>> Start SOURCE DATA

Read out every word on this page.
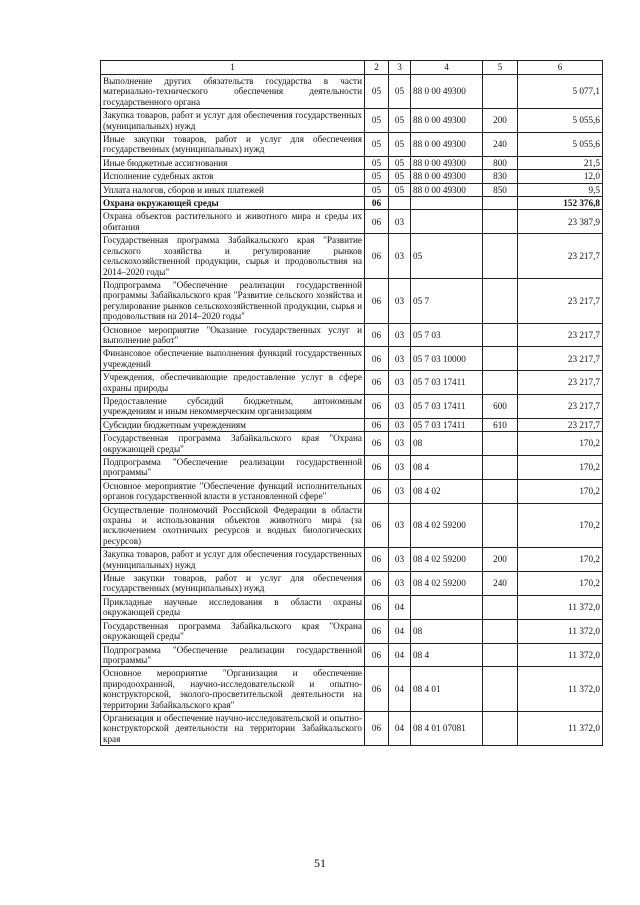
1	2	3	4	5	6
Выполнение других обязательств государства в части материально-технического обеспечения деятельности государственного органа	05	05	88 0 00 49300		5 077,1
Закупка товаров, работ и услуг для обеспечения государственных (муниципальных) нужд	05	05	88 0 00 49300	200	5 055,6
Иные закупки товаров, работ и услуг для обеспечения государственных (муниципальных) нужд	05	05	88 0 00 49300	240	5 055,6
Иные бюджетные ассигнования	05	05	88 0 00 49300	800	21,5
Исполнение судебных актов	05	05	88 0 00 49300	830	12,0
Уплата налогов, сборов и иных платежей	05	05	88 0 00 49300	850	9,5
Охрана окружающей среды	06				152 376,8
Охрана объектов растительного и животного мира и среды их обитания	06	03			23 387,9
Государственная программа Забайкальского края "Развитие сельского хозяйства и регулирование рынков сельскохозяйственной продукции, сырья и продовольствия на 2014–2020 годы"	06	03	05		23 217,7
Подпрограмма "Обеспечение реализации государственной программы Забайкальского края "Развитие сельского хозяйства и регулирование рынков сельскохозяйственной продукции, сырья и продовольствия на 2014–2020 годы"	06	03	05 7		23 217,7
Основное мероприятие "Оказание государственных услуг и выполнение работ"	06	03	05 7 03		23 217,7
Финансовое обеспечение выполнения функций государственных учреждений	06	03	05 7 03 10000		23 217,7
Учреждения, обеспечивающие предоставление услуг в сфере охраны природы	06	03	05 7 03 17411		23 217,7
Предоставление субсидий бюджетным, автономным учреждениям и иным некоммерческим организациям	06	03	05 7 03 17411	600	23 217,7
Субсидии бюджетным учреждениям	06	03	05 7 03 17411	610	23 217,7
Государственная программа Забайкальского края "Охрана окружающей среды"	06	03	08		170,2
Подпрограмма "Обеспечение реализации государственной программы"	06	03	08 4		170,2
Основное мероприятие "Обеспечение функций исполнительных органов государственной власти в установленной сфере"	06	03	08 4 02		170,2
Осуществление полномочий Российской Федерации в области охраны и использования объектов животного мира (за исключением охотничьих ресурсов и водных биологических ресурсов)	06	03	08 4 02 59200		170,2
Закупка товаров, работ и услуг для обеспечения государственных (муниципальных) нужд	06	03	08 4 02 59200	200	170,2
Иные закупки товаров, работ и услуг для обеспечения государственных (муниципальных) нужд	06	03	08 4 02 59200	240	170,2
Прикладные научные исследования в области охраны окружающей среды	06	04			11 372,0
Государственная программа Забайкальского края "Охрана окружающей среды"	06	04	08		11 372,0
Подпрограмма "Обеспечение реализации государственной программы"	06	04	08 4		11 372,0
Основное мероприятие "Организация и обеспечение природоохранной, научно-исследовательской и опытно- конструкторской, эколого-просветительской деятельности на территории Забайкальского края"	06	04	08 4 01		11 372,0
Организация и обеспечение научно-исследовательской и опытно-конструкторской деятельности на территории Забайкальского края	06	04	08 4 01 07081		11 372,0
51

>> End SOURCE DATA

[EXERCISE INSTRUCTIONS] Return all of the entries word for word, but omit the pictures.

[ANSWER IN FULL]
Read out every word on this page.
1	2	3	4	5	6
Выполнение других обязательств государства в части материально-технического обеспечения деятельности государственного органа	05	05	88 0 00 49300		5 077,1
Закупка товаров, работ и услуг для обеспечения государственных (муниципальных) нужд	05	05	88 0 00 49300	200	5 055,6
Иные закупки товаров, работ и услуг для обеспечения государственных (муниципальных) нужд	05	05	88 0 00 49300	240	5 055,6
Иные бюджетные ассигнования	05	05	88 0 00 49300	800	21,5
Исполнение судебных актов	05	05	88 0 00 49300	830	12,0
Уплата налогов, сборов и иных платежей	05	05	88 0 00 49300	850	9,5
Охрана окружающей среды	06				152 376,8
Охрана объектов растительного и животного мира и среды их обитания	06	03			23 387,9
Государственная программа Забайкальского края "Развитие сельского хозяйства и регулирование рынков сельскохозяйственной продукции, сырья и продовольствия на 2014–2020 годы"	06	03	05		23 217,7
Подпрограмма "Обеспечение реализации государственной программы Забайкальского края "Развитие сельского хозяйства и регулирование рынков сельскохозяйственной продукции, сырья и продовольствия на 2014–2020 годы"	06	03	05 7		23 217,7
Основное мероприятие "Оказание государственных услуг и выполнение работ"	06	03	05 7 03		23 217,7
Финансовое обеспечение выполнения функций государственных учреждений	06	03	05 7 03 10000		23 217,7
Учреждения, обеспечивающие предоставление услуг в сфере охраны природы	06	03	05 7 03 17411		23 217,7
Предоставление субсидий бюджетным, автономным учреждениям и иным некоммерческим организациям	06	03	05 7 03 17411	600	23 217,7
Субсидии бюджетным учреждениям	06	03	05 7 03 17411	610	23 217,7
Государственная программа Забайкальского края "Охрана окружающей среды"	06	03	08		170,2
Подпрограмма "Обеспечение реализации государственной программы"	06	03	08 4		170,2
Основное мероприятие "Обеспечение функций исполнительных органов государственной власти в установленной сфере"	06	03	08 4 02		170,2
Осуществление полномочий Российской Федерации в области охраны и использования объектов животного мира (за исключением охотничьих ресурсов и водных биологических ресурсов)	06	03	08 4 02 59200		170,2
Закупка товаров, работ и услуг для обеспечения государственных (муниципальных) нужд	06	03	08 4 02 59200	200	170,2
Иные закупки товаров, работ и услуг для обеспечения государственных (муниципальных) нужд	06	03	08 4 02 59200	240	170,2
Прикладные научные исследования в области охраны окружающей среды	06	04			11 372,0
Государственная программа Забайкальского края "Охрана окружающей среды"	06	04	08		11 372,0
Подпрограмма "Обеспечение реализации государственной программы"	06	04	08 4		11 372,0
Основное мероприятие "Организация и обеспечение природоохранной, научно-исследовательской и опытно- конструкторской, эколого-просветительской деятельности на территории Забайкальского края"	06	04	08 4 01		11 372,0
Организация и обеспечение научно-исследовательской и опытно-конструкторской деятельности на территории Забайкальского края	06	04	08 4 01 07081		11 372,0
51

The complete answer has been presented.